(DESCRIPTION OF THE TASK)
Please transcribe the records precisely; pictures stay out of your copy.

(INPUT DATA)
______________________________

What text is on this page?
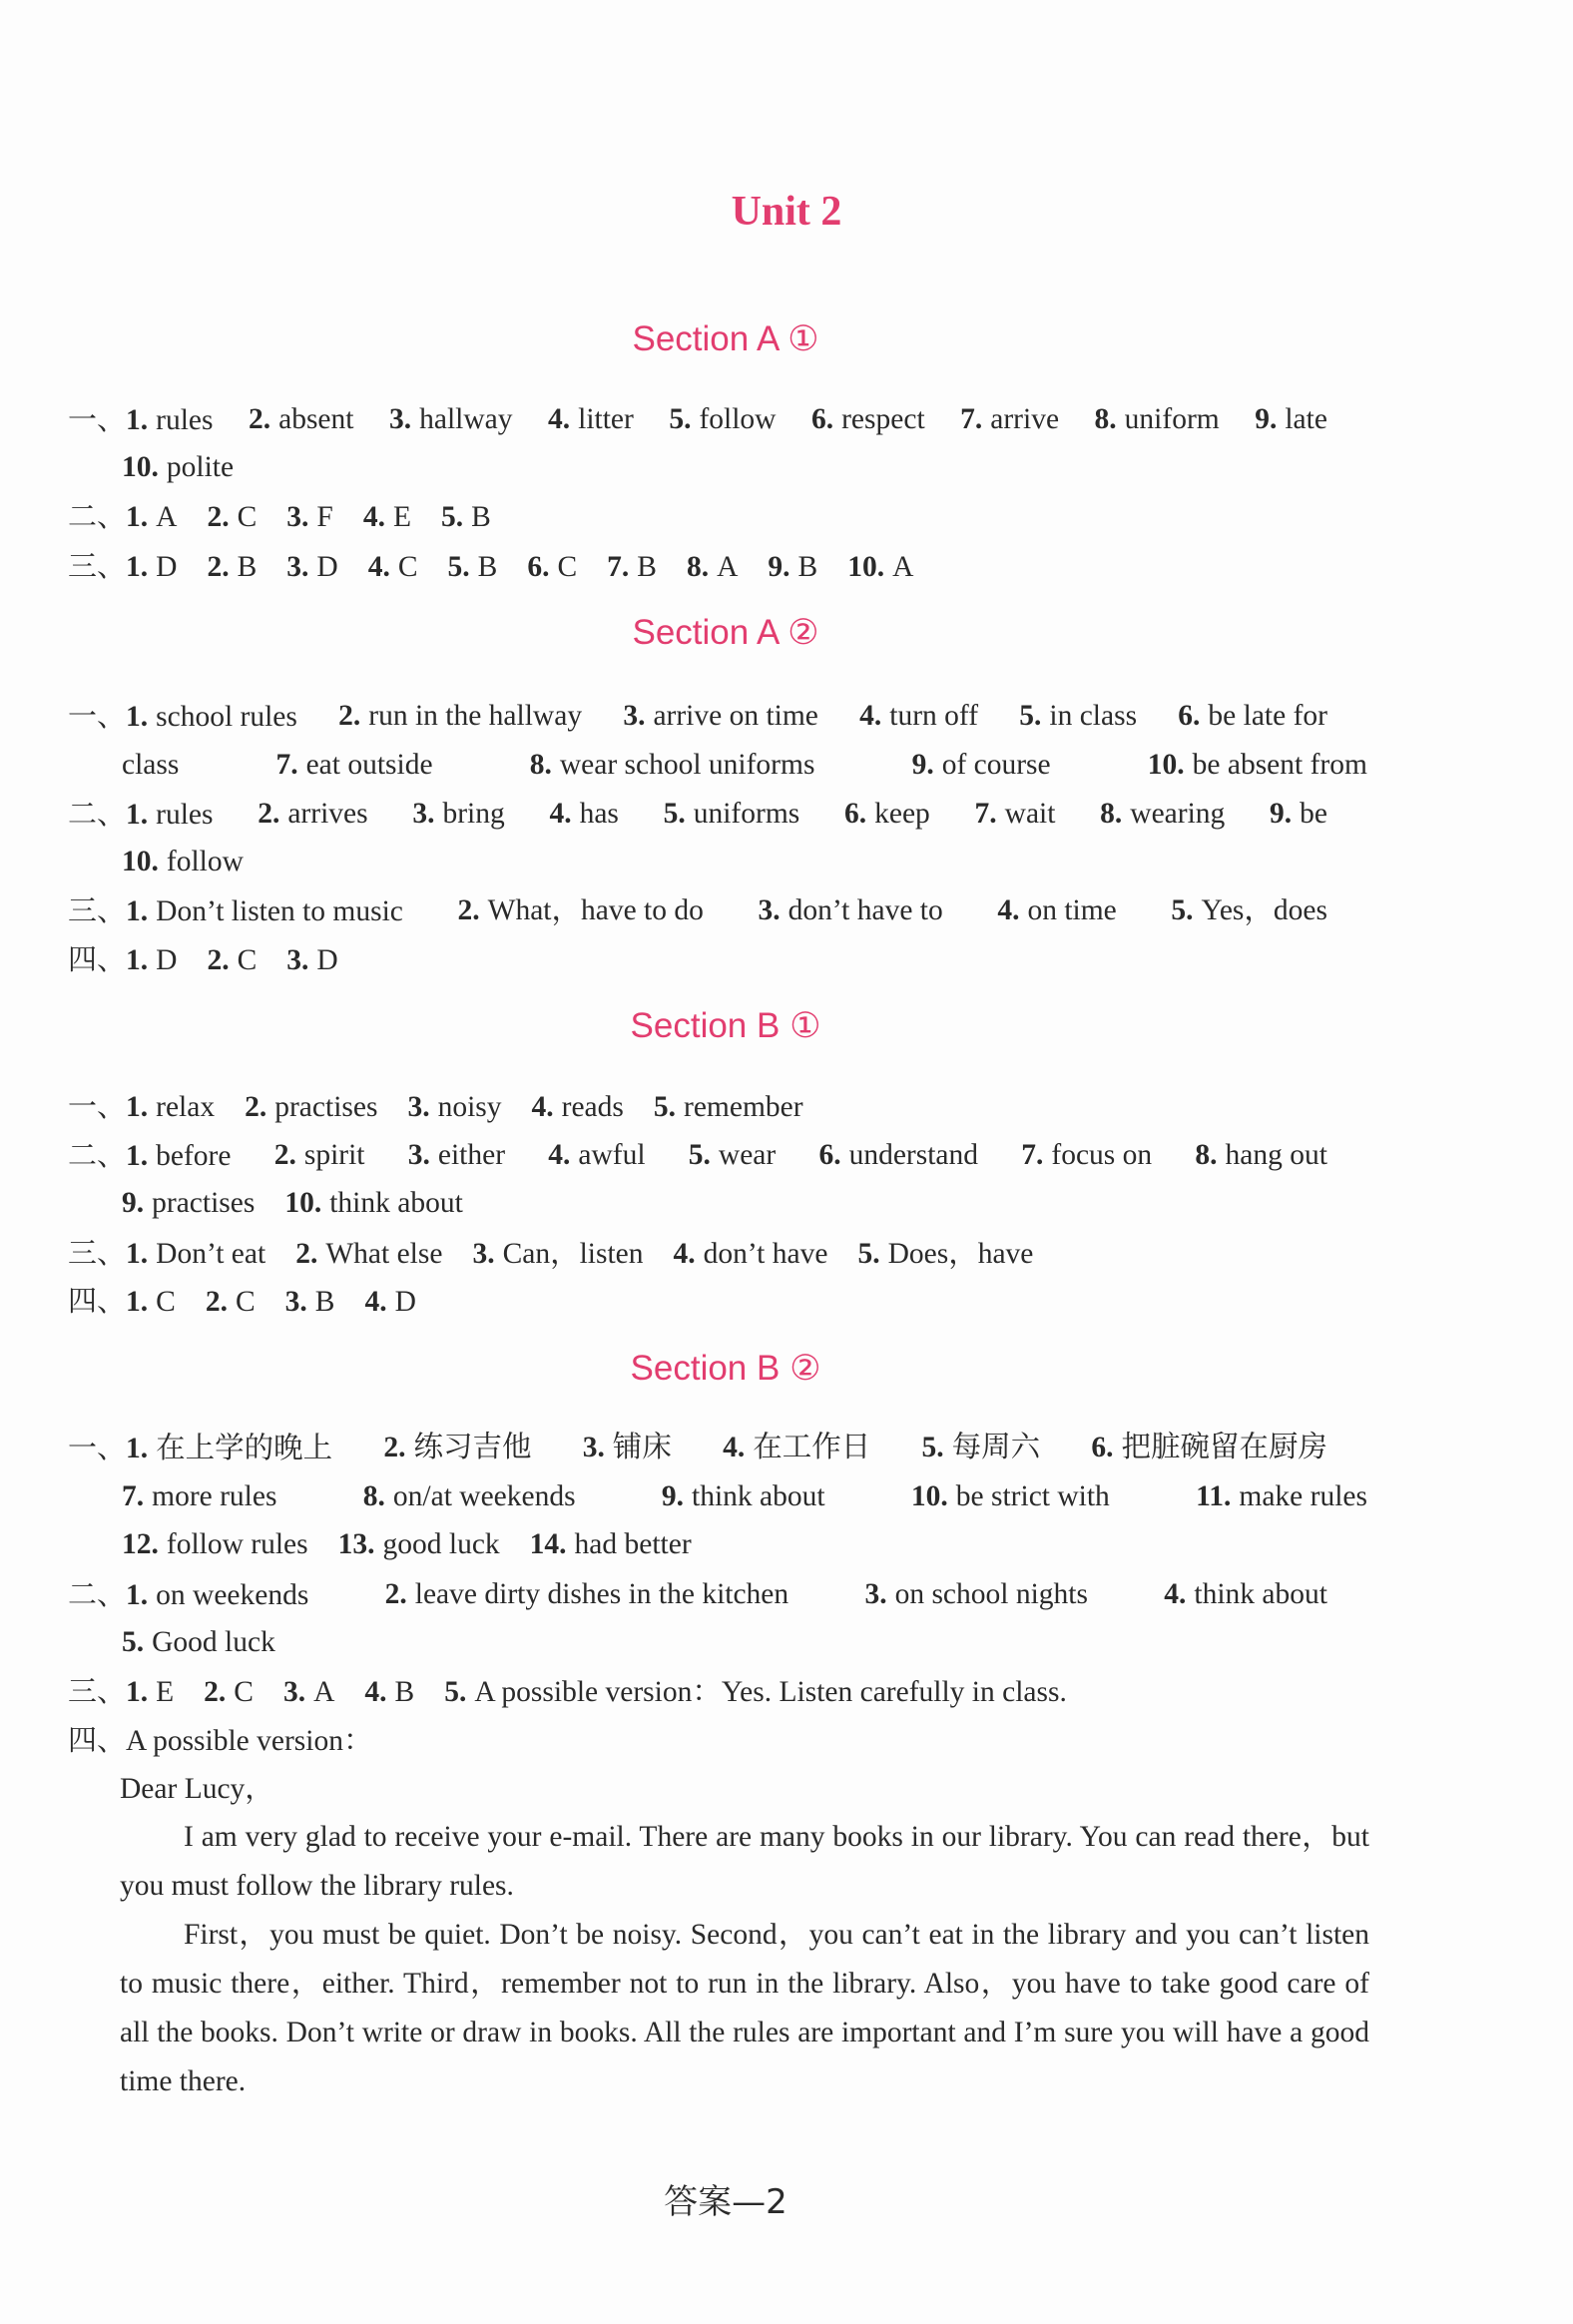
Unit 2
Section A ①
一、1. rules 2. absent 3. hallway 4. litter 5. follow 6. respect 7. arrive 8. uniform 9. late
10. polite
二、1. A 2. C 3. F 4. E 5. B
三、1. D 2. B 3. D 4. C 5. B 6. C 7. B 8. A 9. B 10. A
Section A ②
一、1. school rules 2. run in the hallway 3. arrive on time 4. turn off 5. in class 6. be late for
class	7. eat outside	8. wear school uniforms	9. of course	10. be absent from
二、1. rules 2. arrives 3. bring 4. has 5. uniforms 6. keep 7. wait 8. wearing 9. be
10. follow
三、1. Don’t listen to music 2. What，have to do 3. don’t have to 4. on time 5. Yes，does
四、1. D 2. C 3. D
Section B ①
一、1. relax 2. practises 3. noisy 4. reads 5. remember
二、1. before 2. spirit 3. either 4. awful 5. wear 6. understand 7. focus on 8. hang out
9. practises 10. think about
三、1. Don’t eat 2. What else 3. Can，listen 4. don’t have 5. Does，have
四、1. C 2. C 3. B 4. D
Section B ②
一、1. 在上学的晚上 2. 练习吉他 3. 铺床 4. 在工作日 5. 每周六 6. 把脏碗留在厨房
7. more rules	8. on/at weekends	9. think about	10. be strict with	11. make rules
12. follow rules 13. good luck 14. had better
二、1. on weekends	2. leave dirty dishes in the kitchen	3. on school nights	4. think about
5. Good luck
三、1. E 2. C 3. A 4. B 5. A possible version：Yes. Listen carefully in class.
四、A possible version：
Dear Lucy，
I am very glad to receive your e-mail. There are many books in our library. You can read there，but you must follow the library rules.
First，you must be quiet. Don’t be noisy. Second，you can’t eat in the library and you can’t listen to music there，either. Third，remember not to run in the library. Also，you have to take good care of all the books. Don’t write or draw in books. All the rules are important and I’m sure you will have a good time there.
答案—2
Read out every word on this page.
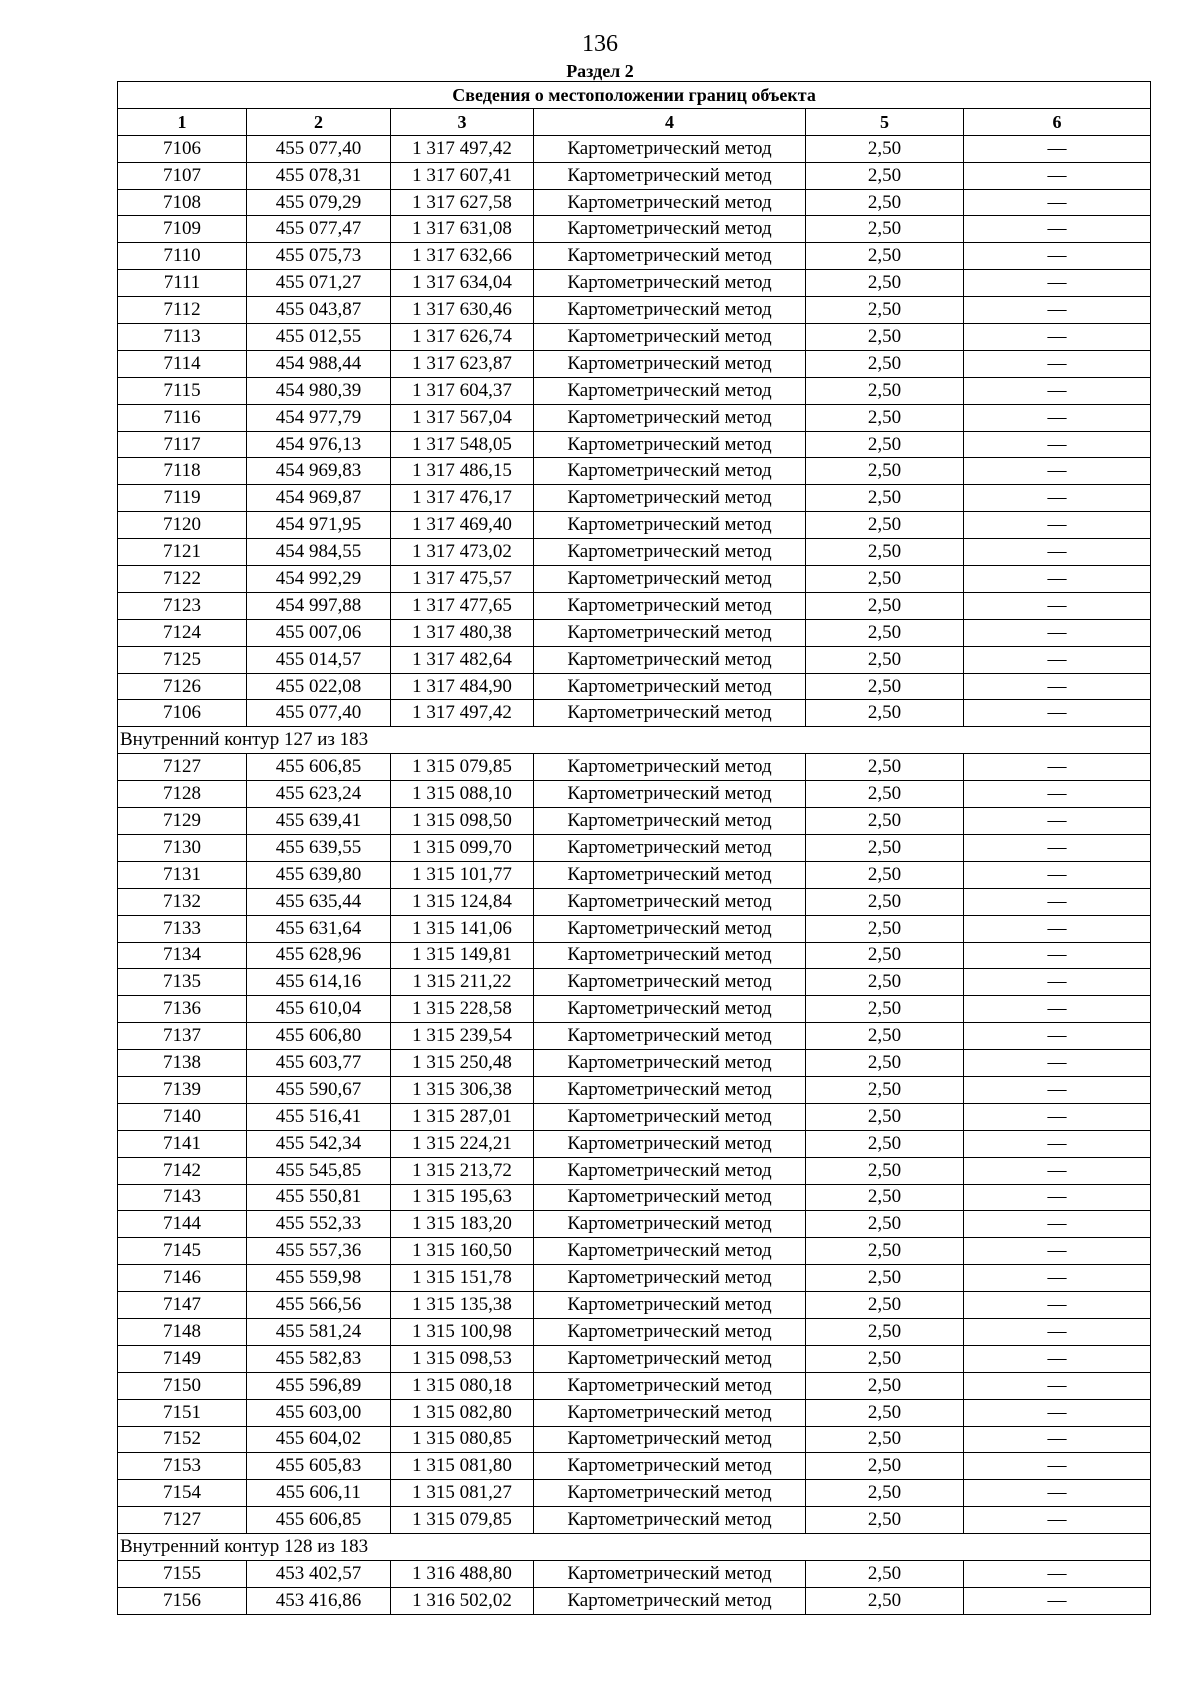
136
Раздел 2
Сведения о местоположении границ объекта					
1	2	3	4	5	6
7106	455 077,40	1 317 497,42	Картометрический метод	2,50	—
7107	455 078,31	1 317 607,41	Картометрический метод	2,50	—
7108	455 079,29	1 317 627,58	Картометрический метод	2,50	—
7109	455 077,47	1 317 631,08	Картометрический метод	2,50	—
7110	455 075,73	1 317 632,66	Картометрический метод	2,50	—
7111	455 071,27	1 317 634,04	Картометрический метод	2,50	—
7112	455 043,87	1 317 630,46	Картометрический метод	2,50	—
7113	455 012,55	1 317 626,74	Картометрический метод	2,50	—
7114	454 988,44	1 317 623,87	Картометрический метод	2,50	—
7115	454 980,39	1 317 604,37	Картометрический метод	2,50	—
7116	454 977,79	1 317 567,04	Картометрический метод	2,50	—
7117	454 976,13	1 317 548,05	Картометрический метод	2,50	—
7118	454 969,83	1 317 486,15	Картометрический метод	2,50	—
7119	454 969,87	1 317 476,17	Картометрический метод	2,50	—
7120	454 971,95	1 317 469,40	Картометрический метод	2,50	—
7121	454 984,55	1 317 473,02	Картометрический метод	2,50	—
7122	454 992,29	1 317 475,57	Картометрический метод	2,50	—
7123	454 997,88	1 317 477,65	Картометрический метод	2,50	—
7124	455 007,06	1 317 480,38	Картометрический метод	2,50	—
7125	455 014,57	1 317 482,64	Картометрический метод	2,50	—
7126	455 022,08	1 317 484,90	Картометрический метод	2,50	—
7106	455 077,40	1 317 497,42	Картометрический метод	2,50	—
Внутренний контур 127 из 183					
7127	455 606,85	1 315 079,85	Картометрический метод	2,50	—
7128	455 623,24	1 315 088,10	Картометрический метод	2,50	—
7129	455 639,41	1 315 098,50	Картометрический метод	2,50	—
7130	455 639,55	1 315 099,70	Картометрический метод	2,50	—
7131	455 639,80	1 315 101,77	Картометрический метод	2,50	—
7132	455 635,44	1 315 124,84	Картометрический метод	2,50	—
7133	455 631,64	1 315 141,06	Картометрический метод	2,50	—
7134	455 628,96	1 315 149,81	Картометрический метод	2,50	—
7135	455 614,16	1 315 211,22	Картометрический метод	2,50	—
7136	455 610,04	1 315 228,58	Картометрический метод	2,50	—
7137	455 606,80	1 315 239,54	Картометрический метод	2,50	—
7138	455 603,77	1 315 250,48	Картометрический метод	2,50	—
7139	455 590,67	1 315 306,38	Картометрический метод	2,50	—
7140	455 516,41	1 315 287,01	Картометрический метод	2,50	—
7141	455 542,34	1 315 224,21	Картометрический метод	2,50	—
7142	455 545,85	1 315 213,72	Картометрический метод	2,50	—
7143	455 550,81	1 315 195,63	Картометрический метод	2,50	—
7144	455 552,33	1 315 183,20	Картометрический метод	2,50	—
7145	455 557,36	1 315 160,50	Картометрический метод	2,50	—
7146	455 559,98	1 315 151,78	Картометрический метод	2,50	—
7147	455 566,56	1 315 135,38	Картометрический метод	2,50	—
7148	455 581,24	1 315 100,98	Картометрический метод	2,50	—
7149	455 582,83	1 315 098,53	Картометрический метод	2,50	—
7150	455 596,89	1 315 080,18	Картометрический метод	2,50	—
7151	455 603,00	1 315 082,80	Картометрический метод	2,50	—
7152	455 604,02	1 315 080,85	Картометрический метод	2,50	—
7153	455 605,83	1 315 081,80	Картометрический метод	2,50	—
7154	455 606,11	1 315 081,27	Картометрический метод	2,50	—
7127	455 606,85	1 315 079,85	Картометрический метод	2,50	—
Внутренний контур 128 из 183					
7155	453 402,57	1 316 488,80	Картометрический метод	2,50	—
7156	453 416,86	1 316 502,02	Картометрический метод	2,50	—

______________________________

(REPLY)
What text is on this page?
Unit 2
Section A ①
一、1. rules 2. absent 3. hallway 4. litter 5. follow 6. respect 7. arrive 8. uniform 9. late
10. polite
二、1. A 2. C 3. F 4. E 5. B
三、1. D 2. B 3. D 4. C 5. B 6. C 7. B 8. A 9. B 10. A
Section A ②
一、1. school rules 2. run in the hallway 3. arrive on time 4. turn off 5. in class 6. be late for
class	7. eat outside	8. wear school uniforms	9. of course	10. be absent from
二、1. rules 2. arrives 3. bring 4. has 5. uniforms 6. keep 7. wait 8. wearing 9. be
10. follow
三、1. Don’t listen to music 2. What，have to do 3. don’t have to 4. on time 5. Yes，does
四、1. D 2. C 3. D
Section B ①
一、1. relax 2. practises 3. noisy 4. reads 5. remember
二、1. before 2. spirit 3. either 4. awful 5. wear 6. understand 7. focus on 8. hang out
9. practises 10. think about
三、1. Don’t eat 2. What else 3. Can，listen 4. don’t have 5. Does，have
四、1. C 2. C 3. B 4. D
Section B ②
一、1. 在上学的晚上 2. 练习吉他 3. 铺床 4. 在工作日 5. 每周六 6. 把脏碗留在厨房
7. more rules	8. on/at weekends	9. think about	10. be strict with	11. make rules
12. follow rules 13. good luck 14. had better
二、1. on weekends	2. leave dirty dishes in the kitchen	3. on school nights	4. think about
5. Good luck
三、1. E 2. C 3. A 4. B 5. A possible version：Yes. Listen carefully in class.
四、A possible version：
Dear Lucy，
I am very glad to receive your e-mail. There are many books in our library. You can read there，but you must follow the library rules.
First，you must be quiet. Don’t be noisy. Second，you can’t eat in the library and you can’t listen to music there，either. Third，remember not to run in the library. Also，you have to take good care of all the books. Don’t write or draw in books. All the rules are important and I’m sure you will have a good time there.
答案—2
Read out every word on this page.
136
Раздел 2
Сведения о местоположении границ объекта					
1	2	3	4	5	6
7106	455 077,40	1 317 497,42	Картометрический метод	2,50	—
7107	455 078,31	1 317 607,41	Картометрический метод	2,50	—
7108	455 079,29	1 317 627,58	Картометрический метод	2,50	—
7109	455 077,47	1 317 631,08	Картометрический метод	2,50	—
7110	455 075,73	1 317 632,66	Картометрический метод	2,50	—
7111	455 071,27	1 317 634,04	Картометрический метод	2,50	—
7112	455 043,87	1 317 630,46	Картометрический метод	2,50	—
7113	455 012,55	1 317 626,74	Картометрический метод	2,50	—
7114	454 988,44	1 317 623,87	Картометрический метод	2,50	—
7115	454 980,39	1 317 604,37	Картометрический метод	2,50	—
7116	454 977,79	1 317 567,04	Картометрический метод	2,50	—
7117	454 976,13	1 317 548,05	Картометрический метод	2,50	—
7118	454 969,83	1 317 486,15	Картометрический метод	2,50	—
7119	454 969,87	1 317 476,17	Картометрический метод	2,50	—
7120	454 971,95	1 317 469,40	Картометрический метод	2,50	—
7121	454 984,55	1 317 473,02	Картометрический метод	2,50	—
7122	454 992,29	1 317 475,57	Картометрический метод	2,50	—
7123	454 997,88	1 317 477,65	Картометрический метод	2,50	—
7124	455 007,06	1 317 480,38	Картометрический метод	2,50	—
7125	455 014,57	1 317 482,64	Картометрический метод	2,50	—
7126	455 022,08	1 317 484,90	Картометрический метод	2,50	—
7106	455 077,40	1 317 497,42	Картометрический метод	2,50	—
Внутренний контур 127 из 183					
7127	455 606,85	1 315 079,85	Картометрический метод	2,50	—
7128	455 623,24	1 315 088,10	Картометрический метод	2,50	—
7129	455 639,41	1 315 098,50	Картометрический метод	2,50	—
7130	455 639,55	1 315 099,70	Картометрический метод	2,50	—
7131	455 639,80	1 315 101,77	Картометрический метод	2,50	—
7132	455 635,44	1 315 124,84	Картометрический метод	2,50	—
7133	455 631,64	1 315 141,06	Картометрический метод	2,50	—
7134	455 628,96	1 315 149,81	Картометрический метод	2,50	—
7135	455 614,16	1 315 211,22	Картометрический метод	2,50	—
7136	455 610,04	1 315 228,58	Картометрический метод	2,50	—
7137	455 606,80	1 315 239,54	Картометрический метод	2,50	—
7138	455 603,77	1 315 250,48	Картометрический метод	2,50	—
7139	455 590,67	1 315 306,38	Картометрический метод	2,50	—
7140	455 516,41	1 315 287,01	Картометрический метод	2,50	—
7141	455 542,34	1 315 224,21	Картометрический метод	2,50	—
7142	455 545,85	1 315 213,72	Картометрический метод	2,50	—
7143	455 550,81	1 315 195,63	Картометрический метод	2,50	—
7144	455 552,33	1 315 183,20	Картометрический метод	2,50	—
7145	455 557,36	1 315 160,50	Картометрический метод	2,50	—
7146	455 559,98	1 315 151,78	Картометрический метод	2,50	—
7147	455 566,56	1 315 135,38	Картометрический метод	2,50	—
7148	455 581,24	1 315 100,98	Картометрический метод	2,50	—
7149	455 582,83	1 315 098,53	Картометрический метод	2,50	—
7150	455 596,89	1 315 080,18	Картометрический метод	2,50	—
7151	455 603,00	1 315 082,80	Картометрический метод	2,50	—
7152	455 604,02	1 315 080,85	Картометрический метод	2,50	—
7153	455 605,83	1 315 081,80	Картометрический метод	2,50	—
7154	455 606,11	1 315 081,27	Картометрический метод	2,50	—
7127	455 606,85	1 315 079,85	Картометрический метод	2,50	—
Внутренний контур 128 из 183					
7155	453 402,57	1 316 488,80	Картометрический метод	2,50	—
7156	453 416,86	1 316 502,02	Картометрический метод	2,50	—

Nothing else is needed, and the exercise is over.